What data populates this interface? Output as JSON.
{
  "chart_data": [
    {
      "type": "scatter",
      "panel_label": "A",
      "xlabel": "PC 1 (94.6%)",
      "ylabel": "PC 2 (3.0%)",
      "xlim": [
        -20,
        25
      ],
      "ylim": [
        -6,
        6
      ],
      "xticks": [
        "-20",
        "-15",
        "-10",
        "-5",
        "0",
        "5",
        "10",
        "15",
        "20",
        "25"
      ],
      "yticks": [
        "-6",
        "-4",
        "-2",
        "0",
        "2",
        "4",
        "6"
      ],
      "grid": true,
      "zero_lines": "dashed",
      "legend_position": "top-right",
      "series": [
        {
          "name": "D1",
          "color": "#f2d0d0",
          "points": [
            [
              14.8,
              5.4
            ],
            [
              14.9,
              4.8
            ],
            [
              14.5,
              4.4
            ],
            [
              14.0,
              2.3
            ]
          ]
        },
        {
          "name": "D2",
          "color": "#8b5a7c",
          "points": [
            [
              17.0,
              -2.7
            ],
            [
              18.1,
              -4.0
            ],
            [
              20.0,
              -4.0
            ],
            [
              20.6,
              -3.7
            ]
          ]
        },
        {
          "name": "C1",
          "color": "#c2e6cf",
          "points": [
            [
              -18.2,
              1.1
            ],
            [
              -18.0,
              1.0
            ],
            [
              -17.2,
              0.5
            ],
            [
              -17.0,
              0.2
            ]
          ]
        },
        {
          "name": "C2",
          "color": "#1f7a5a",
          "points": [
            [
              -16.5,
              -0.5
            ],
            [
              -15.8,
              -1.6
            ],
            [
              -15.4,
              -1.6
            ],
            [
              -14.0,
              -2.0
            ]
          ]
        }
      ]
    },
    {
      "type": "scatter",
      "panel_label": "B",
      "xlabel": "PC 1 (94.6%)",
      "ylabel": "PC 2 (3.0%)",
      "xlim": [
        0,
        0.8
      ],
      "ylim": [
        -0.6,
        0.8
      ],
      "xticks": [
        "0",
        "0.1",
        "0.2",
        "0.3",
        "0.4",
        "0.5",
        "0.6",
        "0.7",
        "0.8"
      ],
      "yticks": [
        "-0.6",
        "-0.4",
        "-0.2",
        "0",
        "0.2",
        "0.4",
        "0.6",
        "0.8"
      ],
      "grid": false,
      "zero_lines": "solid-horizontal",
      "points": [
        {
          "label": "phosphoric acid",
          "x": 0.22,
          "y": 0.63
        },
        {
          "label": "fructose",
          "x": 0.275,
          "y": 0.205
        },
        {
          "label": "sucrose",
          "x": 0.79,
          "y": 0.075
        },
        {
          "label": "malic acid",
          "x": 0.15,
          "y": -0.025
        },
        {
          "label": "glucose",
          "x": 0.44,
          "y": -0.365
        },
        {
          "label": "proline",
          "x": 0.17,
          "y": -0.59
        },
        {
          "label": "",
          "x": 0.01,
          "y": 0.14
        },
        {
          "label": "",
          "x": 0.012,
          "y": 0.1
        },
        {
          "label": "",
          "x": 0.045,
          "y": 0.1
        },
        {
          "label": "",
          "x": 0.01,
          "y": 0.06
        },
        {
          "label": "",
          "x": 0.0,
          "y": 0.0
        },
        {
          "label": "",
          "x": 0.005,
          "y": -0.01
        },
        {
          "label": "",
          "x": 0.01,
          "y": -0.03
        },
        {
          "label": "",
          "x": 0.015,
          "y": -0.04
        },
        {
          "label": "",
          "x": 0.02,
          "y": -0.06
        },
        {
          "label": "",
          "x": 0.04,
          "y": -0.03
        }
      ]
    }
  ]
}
--
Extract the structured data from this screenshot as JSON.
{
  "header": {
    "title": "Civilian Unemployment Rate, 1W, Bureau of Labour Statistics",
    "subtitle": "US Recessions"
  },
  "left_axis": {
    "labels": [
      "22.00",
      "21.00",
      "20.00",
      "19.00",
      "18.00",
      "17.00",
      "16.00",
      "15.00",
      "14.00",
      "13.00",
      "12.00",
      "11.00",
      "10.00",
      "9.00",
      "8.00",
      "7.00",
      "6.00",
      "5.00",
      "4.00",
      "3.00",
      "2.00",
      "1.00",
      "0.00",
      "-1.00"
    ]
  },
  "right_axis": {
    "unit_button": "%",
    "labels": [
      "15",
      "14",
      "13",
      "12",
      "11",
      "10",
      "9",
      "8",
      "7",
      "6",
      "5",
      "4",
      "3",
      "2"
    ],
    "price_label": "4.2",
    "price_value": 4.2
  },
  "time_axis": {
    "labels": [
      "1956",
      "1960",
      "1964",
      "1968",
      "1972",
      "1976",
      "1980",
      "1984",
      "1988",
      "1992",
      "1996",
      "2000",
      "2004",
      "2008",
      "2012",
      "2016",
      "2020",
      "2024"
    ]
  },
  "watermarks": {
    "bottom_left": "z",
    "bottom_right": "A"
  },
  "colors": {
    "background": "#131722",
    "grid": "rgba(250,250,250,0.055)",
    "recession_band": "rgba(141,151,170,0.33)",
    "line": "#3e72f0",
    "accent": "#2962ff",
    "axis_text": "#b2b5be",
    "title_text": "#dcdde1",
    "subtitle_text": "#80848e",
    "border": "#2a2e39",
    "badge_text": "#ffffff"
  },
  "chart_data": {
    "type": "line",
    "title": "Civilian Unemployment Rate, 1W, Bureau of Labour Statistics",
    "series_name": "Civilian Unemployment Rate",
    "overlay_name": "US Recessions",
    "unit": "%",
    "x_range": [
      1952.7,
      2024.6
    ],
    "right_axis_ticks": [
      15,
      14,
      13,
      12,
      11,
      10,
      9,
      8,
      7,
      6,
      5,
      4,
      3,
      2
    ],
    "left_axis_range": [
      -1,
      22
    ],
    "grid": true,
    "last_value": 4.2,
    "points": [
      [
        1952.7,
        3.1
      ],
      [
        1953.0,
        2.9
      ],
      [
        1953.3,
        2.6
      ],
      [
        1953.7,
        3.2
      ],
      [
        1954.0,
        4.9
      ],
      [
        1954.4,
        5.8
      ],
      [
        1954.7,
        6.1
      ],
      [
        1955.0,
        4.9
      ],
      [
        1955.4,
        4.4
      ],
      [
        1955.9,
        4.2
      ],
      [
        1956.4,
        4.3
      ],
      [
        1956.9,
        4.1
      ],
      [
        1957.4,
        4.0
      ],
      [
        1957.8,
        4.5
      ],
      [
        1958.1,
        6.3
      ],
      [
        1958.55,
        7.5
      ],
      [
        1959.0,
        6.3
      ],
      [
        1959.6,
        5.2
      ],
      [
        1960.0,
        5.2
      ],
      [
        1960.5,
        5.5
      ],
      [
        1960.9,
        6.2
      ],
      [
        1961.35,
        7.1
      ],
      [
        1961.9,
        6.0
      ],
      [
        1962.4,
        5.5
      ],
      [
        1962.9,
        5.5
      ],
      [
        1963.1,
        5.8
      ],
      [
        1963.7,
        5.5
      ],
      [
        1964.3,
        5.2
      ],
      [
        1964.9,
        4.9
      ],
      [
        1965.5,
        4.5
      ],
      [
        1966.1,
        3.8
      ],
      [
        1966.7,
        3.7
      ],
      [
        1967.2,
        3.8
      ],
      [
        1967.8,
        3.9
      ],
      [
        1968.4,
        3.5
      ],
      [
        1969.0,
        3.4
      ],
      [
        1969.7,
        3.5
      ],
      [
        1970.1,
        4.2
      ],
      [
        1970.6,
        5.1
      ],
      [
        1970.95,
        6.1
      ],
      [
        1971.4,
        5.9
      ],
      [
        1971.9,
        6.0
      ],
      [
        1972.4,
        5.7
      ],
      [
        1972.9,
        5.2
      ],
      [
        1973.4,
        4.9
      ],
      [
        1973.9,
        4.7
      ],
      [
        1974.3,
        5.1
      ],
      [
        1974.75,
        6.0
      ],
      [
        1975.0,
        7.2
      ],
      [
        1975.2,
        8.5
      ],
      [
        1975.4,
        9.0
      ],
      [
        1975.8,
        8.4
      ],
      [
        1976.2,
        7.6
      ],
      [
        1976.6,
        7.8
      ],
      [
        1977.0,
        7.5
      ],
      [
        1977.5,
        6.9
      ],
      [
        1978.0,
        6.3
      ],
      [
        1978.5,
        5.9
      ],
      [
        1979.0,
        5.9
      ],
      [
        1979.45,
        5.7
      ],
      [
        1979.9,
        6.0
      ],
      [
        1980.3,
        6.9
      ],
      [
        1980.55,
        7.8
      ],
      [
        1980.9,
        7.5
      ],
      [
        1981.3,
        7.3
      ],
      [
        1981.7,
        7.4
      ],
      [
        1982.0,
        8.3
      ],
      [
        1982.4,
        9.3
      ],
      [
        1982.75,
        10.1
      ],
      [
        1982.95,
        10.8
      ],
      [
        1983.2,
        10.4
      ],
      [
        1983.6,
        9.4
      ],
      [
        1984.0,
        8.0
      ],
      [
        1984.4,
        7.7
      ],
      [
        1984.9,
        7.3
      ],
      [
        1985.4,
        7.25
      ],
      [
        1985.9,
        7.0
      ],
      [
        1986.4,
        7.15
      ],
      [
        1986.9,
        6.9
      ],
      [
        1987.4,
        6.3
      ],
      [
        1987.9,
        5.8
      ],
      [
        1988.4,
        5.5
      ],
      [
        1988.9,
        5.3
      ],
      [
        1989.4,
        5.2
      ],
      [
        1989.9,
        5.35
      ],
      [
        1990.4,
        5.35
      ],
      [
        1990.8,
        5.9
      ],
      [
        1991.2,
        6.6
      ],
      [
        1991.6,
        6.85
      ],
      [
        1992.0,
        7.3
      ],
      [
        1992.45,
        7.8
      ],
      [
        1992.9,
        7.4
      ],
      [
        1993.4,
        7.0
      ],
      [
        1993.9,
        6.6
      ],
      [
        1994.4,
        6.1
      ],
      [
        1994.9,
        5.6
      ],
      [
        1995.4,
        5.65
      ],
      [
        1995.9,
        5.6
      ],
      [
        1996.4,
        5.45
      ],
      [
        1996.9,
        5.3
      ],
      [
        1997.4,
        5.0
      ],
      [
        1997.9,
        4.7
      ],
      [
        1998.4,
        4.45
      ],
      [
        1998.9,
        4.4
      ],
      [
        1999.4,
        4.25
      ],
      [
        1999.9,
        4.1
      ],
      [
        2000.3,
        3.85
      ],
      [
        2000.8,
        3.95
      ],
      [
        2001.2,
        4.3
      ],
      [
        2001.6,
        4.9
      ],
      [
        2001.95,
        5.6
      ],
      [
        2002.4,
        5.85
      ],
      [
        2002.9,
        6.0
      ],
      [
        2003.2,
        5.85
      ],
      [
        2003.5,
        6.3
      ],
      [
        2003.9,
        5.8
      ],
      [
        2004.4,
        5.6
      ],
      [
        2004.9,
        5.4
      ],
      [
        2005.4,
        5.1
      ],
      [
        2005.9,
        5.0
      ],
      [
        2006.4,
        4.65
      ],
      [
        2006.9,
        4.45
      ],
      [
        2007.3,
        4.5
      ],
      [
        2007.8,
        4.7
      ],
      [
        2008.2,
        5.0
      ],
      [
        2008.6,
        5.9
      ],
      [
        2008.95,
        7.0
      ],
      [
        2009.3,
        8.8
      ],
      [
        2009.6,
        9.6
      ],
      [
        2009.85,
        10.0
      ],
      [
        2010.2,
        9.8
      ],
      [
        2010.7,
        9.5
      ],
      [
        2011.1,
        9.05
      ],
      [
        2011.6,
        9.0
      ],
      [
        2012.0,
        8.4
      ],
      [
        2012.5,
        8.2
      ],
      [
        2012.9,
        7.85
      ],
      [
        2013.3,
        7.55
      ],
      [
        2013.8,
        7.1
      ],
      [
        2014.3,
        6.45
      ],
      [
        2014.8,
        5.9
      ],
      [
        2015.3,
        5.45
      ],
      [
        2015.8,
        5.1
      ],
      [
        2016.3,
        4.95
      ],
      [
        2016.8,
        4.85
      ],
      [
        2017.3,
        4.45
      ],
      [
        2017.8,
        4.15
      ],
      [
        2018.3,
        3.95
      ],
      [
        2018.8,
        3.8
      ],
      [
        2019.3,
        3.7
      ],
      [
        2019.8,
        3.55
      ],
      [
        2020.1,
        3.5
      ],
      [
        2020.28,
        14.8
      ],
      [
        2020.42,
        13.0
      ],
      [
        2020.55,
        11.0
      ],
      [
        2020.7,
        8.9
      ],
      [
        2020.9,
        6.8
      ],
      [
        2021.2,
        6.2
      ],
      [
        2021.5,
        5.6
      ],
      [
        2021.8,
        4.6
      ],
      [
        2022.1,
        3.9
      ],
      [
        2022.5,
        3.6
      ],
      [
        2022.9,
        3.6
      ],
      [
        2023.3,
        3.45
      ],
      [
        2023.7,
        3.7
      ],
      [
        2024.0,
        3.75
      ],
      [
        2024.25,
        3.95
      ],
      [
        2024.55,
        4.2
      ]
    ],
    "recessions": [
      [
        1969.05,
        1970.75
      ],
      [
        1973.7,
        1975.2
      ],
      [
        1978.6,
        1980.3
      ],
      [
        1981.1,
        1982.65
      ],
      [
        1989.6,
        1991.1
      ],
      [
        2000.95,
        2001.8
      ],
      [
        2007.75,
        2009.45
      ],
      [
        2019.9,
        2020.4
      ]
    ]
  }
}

▸ The problem
Show each line of the listing that holds the string "grid".

▸ Result of this exercise
      "grid": true,
      "grid": false,
    "grid": "rgba(250,250,250,0.055)",
    "grid": true,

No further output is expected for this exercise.